(WHAT IS EXPECTED): Below are some records. Pull every line that contains the word "формы".

(MATERIAL PROVIDED):
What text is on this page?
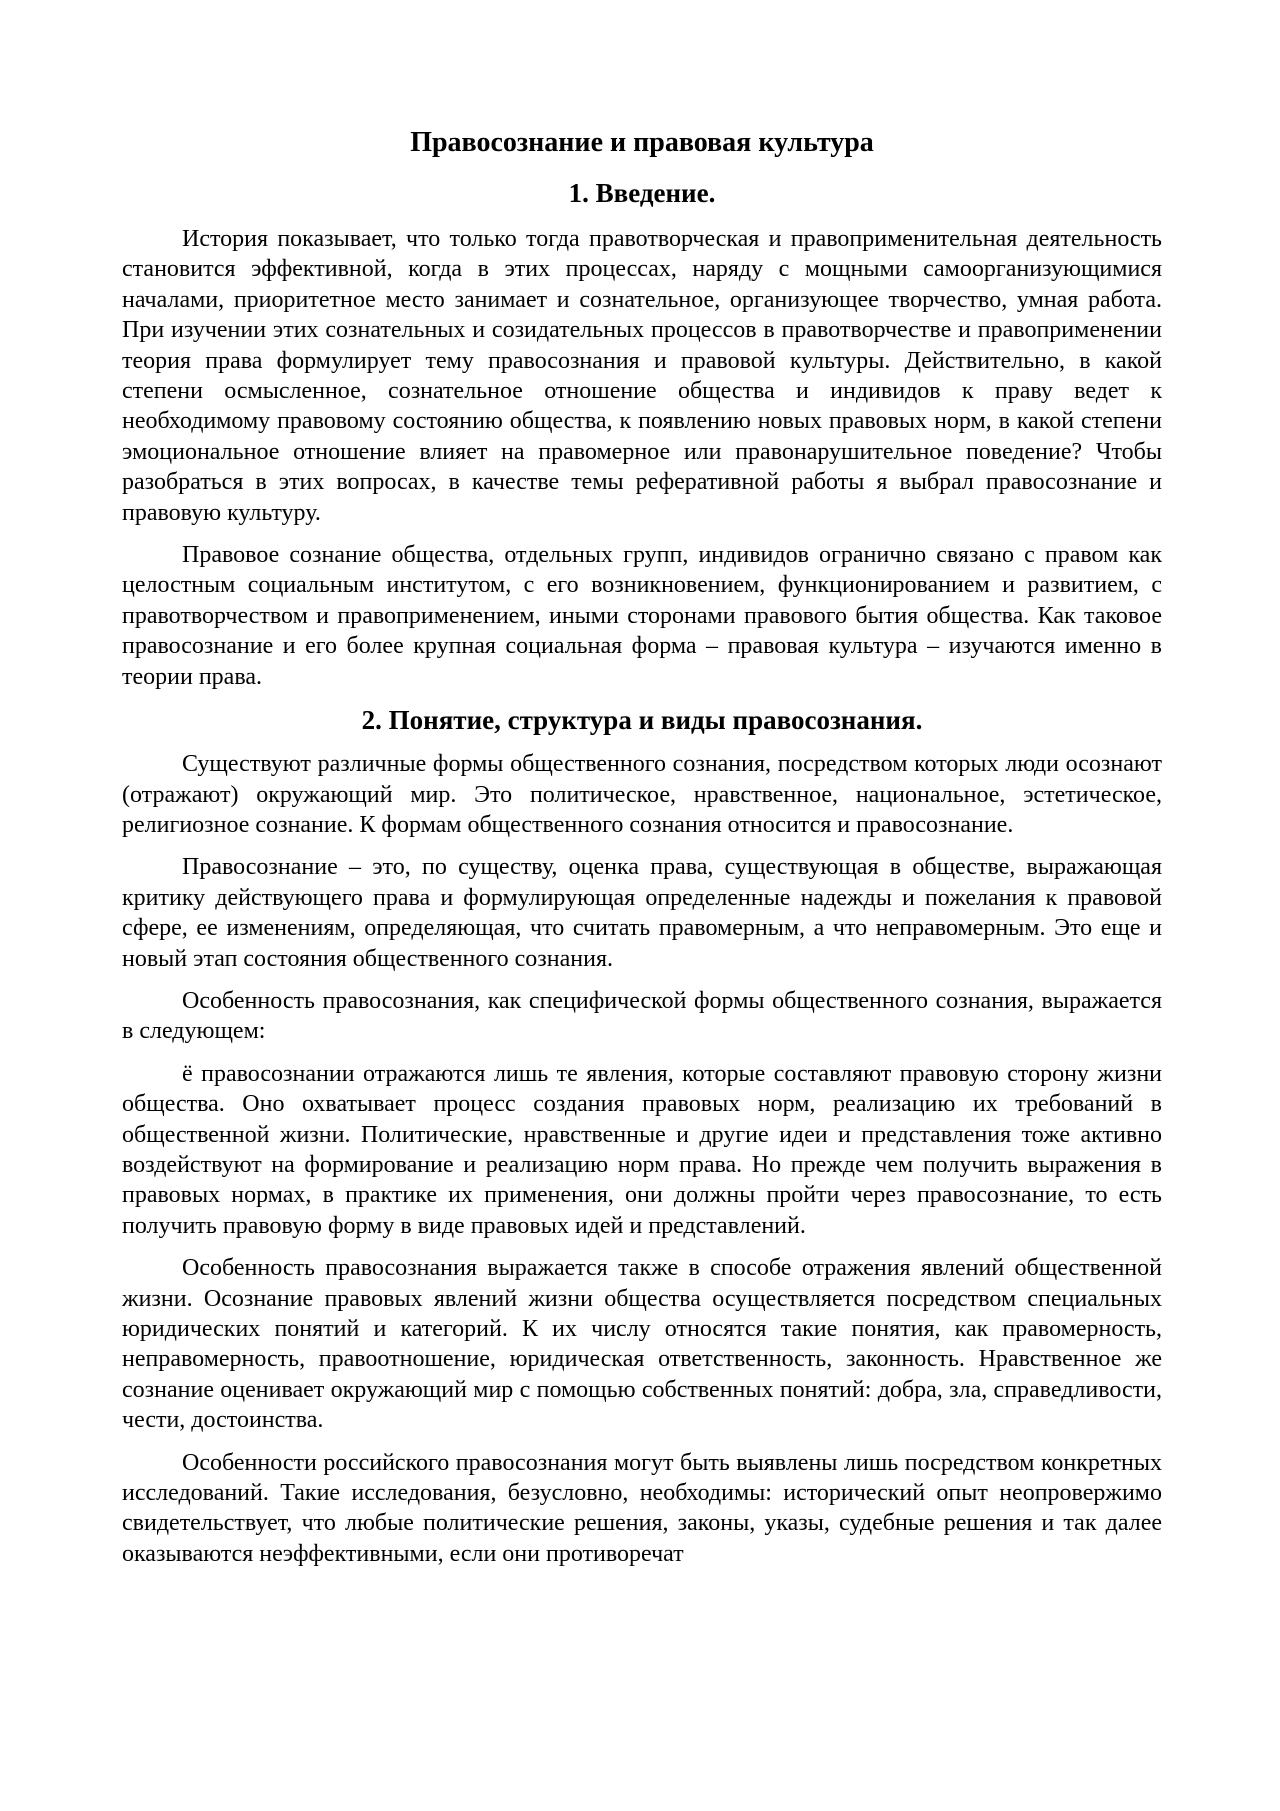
Правосознание и правовая культура
1. Введение.

История показывает, что только тогда правотворческая и правоприменительная деятельность становится эффективной, когда в этих процессах, наряду с мощными самоорганизующимися началами, приоритетное место занимает и сознательное, организующее творчество, умная работа. При изучении этих сознательных и созидательных процессов в правотворчестве и правоприменении теория права формулирует тему правосознания и правовой культуры. Действительно, в какой степени осмысленное, сознательное отношение общества и индивидов к праву ведет к необходимому правовому состоянию общества, к появлению новых правовых норм, в какой степени эмоциональное отношение влияет на правомерное или правонарушительное поведение? Чтобы разобраться в этих вопросах, в качестве темы реферативной работы я выбрал правосознание и правовую культуру.

Правовое сознание общества, отдельных групп, индивидов огранично связано с правом как целостным социальным институтом, с его возникновением, функционированием и развитием, с правотворчеством и правоприменением, иными сторонами правового бытия общества. Как таковое правосознание и его более крупная социальная форма – правовая культура – изучаются именно в теории права.

2. Понятие, структура и виды правосознания.

Существуют различные формы общественного сознания, посредством которых люди осознают (отражают) окружающий мир. Это политическое, нравственное, национальное, эстетическое, религиозное сознание. К формам общественного сознания относится и правосознание.

Правосознание – это, по существу, оценка права, существующая в обществе, выражающая критику действующего права и формулирующая определенные надежды и пожелания к правовой сфере, ее изменениям, определяющая, что считать правомерным, а что неправомерным. Это еще и новый этап состояния общественного сознания.

Особенность правосознания, как специфической формы общественного сознания, выражается в следующем:

ё правосознании отражаются лишь те явления, которые составляют правовую сторону жизни общества. Оно охватывает процесс создания правовых норм, реализацию их требований в общественной жизни. Политические, нравственные и другие идеи и представления тоже активно воздействуют на формирование и реализацию норм права. Но прежде чем получить выражения в правовых нормах, в практике их применения, они должны пройти через правосознание, то есть получить правовую форму в виде правовых идей и представлений.

Особенность правосознания выражается также в способе отражения явлений общественной жизни. Осознание правовых явлений жизни общества осуществляется посредством специальных юридических понятий и категорий. К их числу относятся такие понятия, как правомерность, неправомерность, правоотношение, юридическая ответственность, законность. Нравственное же сознание оценивает окружающий мир с помощью собственных понятий: добра, зла, справедливости, чести, достоинства.

Особенности российского правосознания могут быть выявлены лишь посредством конкретных исследований. Такие исследования, безусловно, необходимы: исторический опыт неопровержимо свидетельствует, что любые политические решения, законы, указы, судебные решения и так далее оказываются неэффективными, если они противоречат
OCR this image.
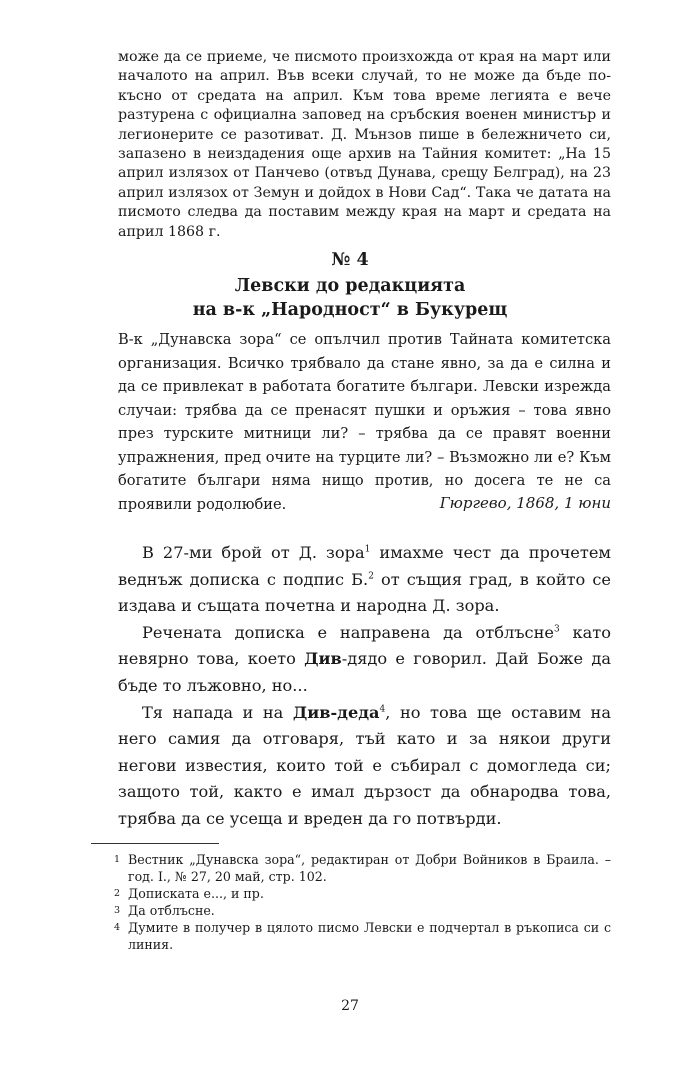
може да се приеме, че писмото произхожда от края на март или началото на април. Във всеки случай, то не може да бъде по-късно от средата на април. Към това време легията е вече разтурена с официална заповед на сръбския военен министър и легионерите се разотиват. Д. Мънзов пише в бележничето си, запазено в неиздадения още архив на Тайния комитет: „На 15 април излязох от Панчево (отвъд Дунава, срещу Белград), на 23 април излязох от Земун и дойдох в Нови Сад“. Така че датата на писмото следва да поставим между края на март и средата на април 1868 г.

№ 4
Левски до редакцията
на в-к „Народност“ в Букурещ

В-к „Дунавска зора“ се опълчил против Тайната комитетска организация. Всичко трябвало да стане явно, за да е силна и да се привлекат в работата богатите българи. Левски изрежда случаи: трябва да се пренасят пушки и оръжия – това явно през турските митници ли? – трябва да се правят военни упражнения, пред очите на турците ли? – Възможно ли е? Към богатите българи няма нищо против, но досега те не са проявили родолюбие.	Гюргево, 1868, 1 юни

В 27-ми брой от Д. зора$^1$ имахме чест да прочетем веднъж дописка с подпис Б.$^2$ от същия град, в който се издава и същата почетна и народна Д. зора.

Речената дописка е направена да отблъсне$^3$ като невярно това, което Див-дядо е говорил. Дай Боже да бъде то лъжовно, но...

Тя напада и на Див-деда$^4$, но това ще оставим на него самия да отговаря, тъй като и за някои други негови известия, които той е събирал с домогледа си; защото той, както е имал дързост да обнародва това, трябва да се усеща и вреден да го потвърди.

1 Вестник „Дунавска зора“, редактиран от Добри Войников в Браила. – год. I., № 27, 20 май, стр. 102.
2 Дописката е..., и пр.
3 Да отблъсне.
4 Думите в получер в цялото писмо Левски е подчертал в ръкописа си с линия.
27
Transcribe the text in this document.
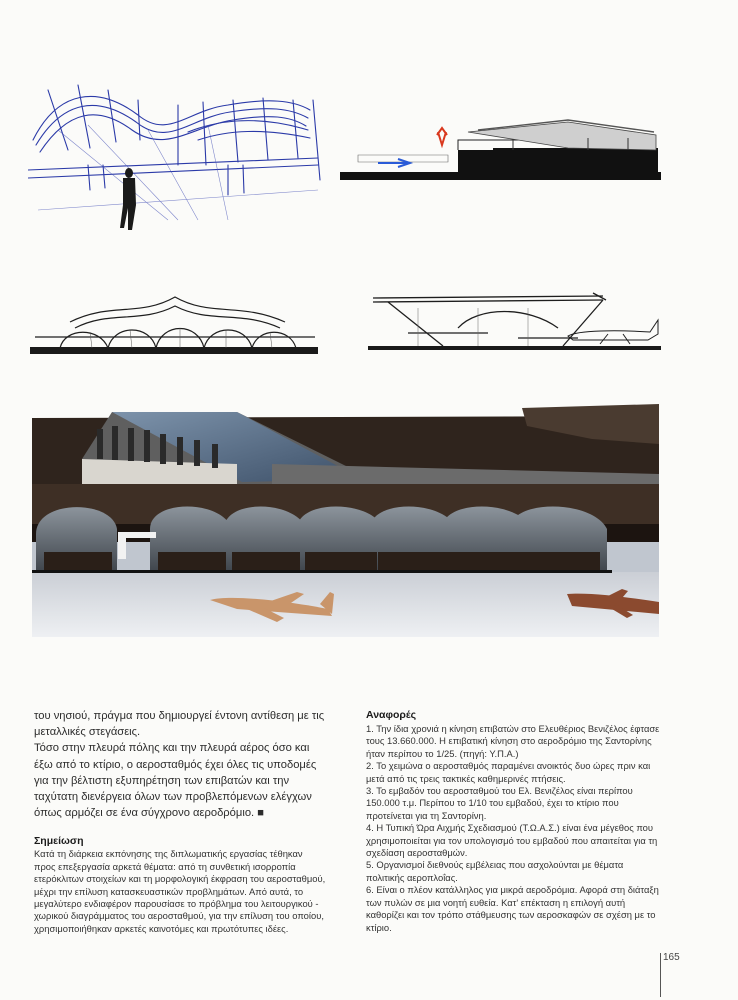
του νησιού, πράγμα που δημιουργεί έντονη αντίθεση με τις μεταλλικές στεγάσεις.

Τόσο στην πλευρά πόλης και την πλευρά αέρος όσο και έξω από το κτίριο, ο αεροσταθμός έχει όλες τις υποδομές για την βέλτιστη εξυπηρέτηση των επιβατών και την ταχύτατη διενέργεια όλων των προβλεπόμενων ελέγχων όπως αρμόζει σε ένα σύγχρονο αεροδρόμιο. ■

Σημείωση

Κατά τη διάρκεια εκπόνησης της διπλωματικής εργασίας τέθηκαν προς επεξεργασία αρκετά θέματα: από τη συνθετική ισορροπία ετερόκλιτων στοιχείων και τη μορφολογική έκφραση του αεροσταθμού, μέχρι την επίλυση κατασκευαστικών προβλημάτων. Από αυτά, το μεγαλύτερο ενδιαφέρον παρουσίασε το πρόβλημα του λειτουργικού - χωρικού διαγράμματος του αεροσταθμού, για την επίλυση του οποίου, χρησιμοποιήθηκαν αρκετές καινοτόμες και πρωτότυπες ιδέες.

Αναφορές
1. Την ίδια χρονιά η κίνηση επιβατών στο Ελευθέριος Βενιζέλος έφτασε τους 13.660.000. Η επιβατική κίνηση στο αεροδρόμιο της Σαντορίνης ήταν περίπου το 1/25. (πηγή: Υ.Π.Α.)
2. Το χειμώνα ο αεροσταθμός παραμένει ανοικτός δυο ώρες πριν και μετά από τις τρεις τακτικές καθημερινές πτήσεις.
3. Το εμβαδόν του αεροσταθμού του Ελ. Βενιζέλος είναι περίπου 150.000 τ.μ. Περίπου το 1/10 του εμβαδού, έχει το κτίριο που προτείνεται για τη Σαντορίνη.
4. Η Τυπική Ώρα Αιχμής Σχεδιασμού (Τ.Ω.Α.Σ.) είναι ένα μέγεθος που χρησιμοποιείται για τον υπολογισμό του εμβαδού που απαιτείται για τη σχεδίαση αεροσταθμών.
5. Οργανισμοί διεθνούς εμβέλειας που ασχολούνται με θέματα πολιτικής αεροπλοΐας.
6. Είναι ο πλέον κατάλληλος για μικρά αεροδρόμια. Αφορά στη διάταξη των πυλών σε μια νοητή ευθεία. Κατ' επέκταση η επιλογή αυτή καθορίζει και τον τρόπο στάθμευσης των αεροσκαφών σε σχέση με το κτίριο.
165
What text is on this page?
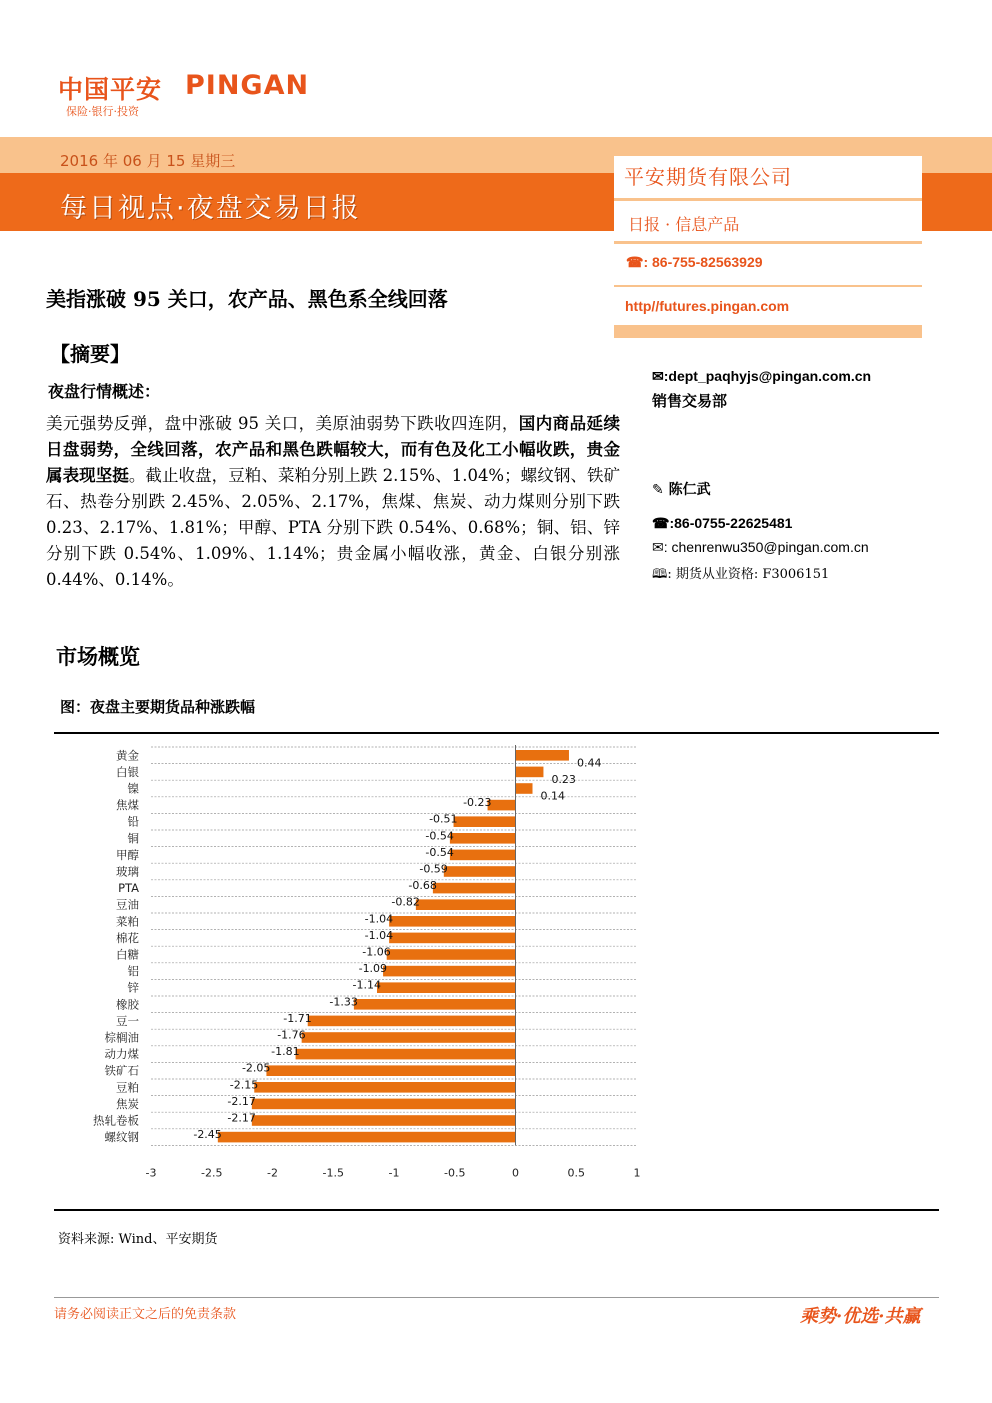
中国平安 PINGAN
保险·银行·投资
2016 年 06 月 15 星期三
每日视点·夜盘交易日报
平安期货有限公司
日报 · 信息产品
☎: 86-755-82563929
http//futures.pingan.com
✉:dept_paqhyjs@pingan.com.cn
销售交易部
✎ 陈仁武
☎:86-0755-22625481
✉: chenrenwu350@pingan.com.cn
🕮: 期货从业资格: F3006151
美指涨破 95 关口，农产品、黑色系全线回落
【摘要】
夜盘行情概述：
美元强势反弹，盘中涨破 95 关口，美原油弱势下跌收四连阴，国内商品延续日盘弱势，全线回落，农产品和黑色跌幅较大，而有色及化工小幅收跌，贵金属表现坚挺。截止收盘，豆粕、菜粕分别上跌 2.15%、1.04%；螺纹钢、铁矿石、热卷分别跌 2.45%、2.05%、2.17%，焦煤、焦炭、动力煤则分别下跌 0.23、2.17%、1.81%；甲醇、PTA 分别下跌 0.54%、0.68%；铜、铝、锌分别下跌 0.54%、1.09%、1.14%；贵金属小幅收涨，黄金、白银分别涨 0.44%、0.14%。
市场概览
图：夜盘主要期货品种涨跌幅
黄金
0.44
白银
0.23
镍
0.14
焦煤	-0.23
铅	-0.51
铜	-0.54
甲醇	-0.54
玻璃	-0.59
PTA	-0.68
豆油	-0.82
菜粕	-1.04
棉花	-1.04
白糖	-1.06
铝	-1.09
锌	-1.14
橡胶	-1.33
豆一	-1.71
棕榈油	-1.76
动力煤	-1.81
铁矿石	-2.05
豆粕	-2.15
焦炭	-2.17
热轧卷板	-2.17
螺纹钢	-2.45
-3	-2.5	-2	-1.5	-1	-0.5	0	0.5	1
资料来源: Wind、平安期货
请务必阅读正文之后的免责条款	乘势·优选·共赢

(TASK ANSWER):
Существуют различные формы общественного сознания, посредством которых люди осознают (отражают) окружающий мир. Это политическое, нравственное, национальное, эстетическое, религиозное сознание. К формам общественного сознания относится и правосознание.
Особенность правосознания, как специфической формы общественного сознания, выражается в следующем:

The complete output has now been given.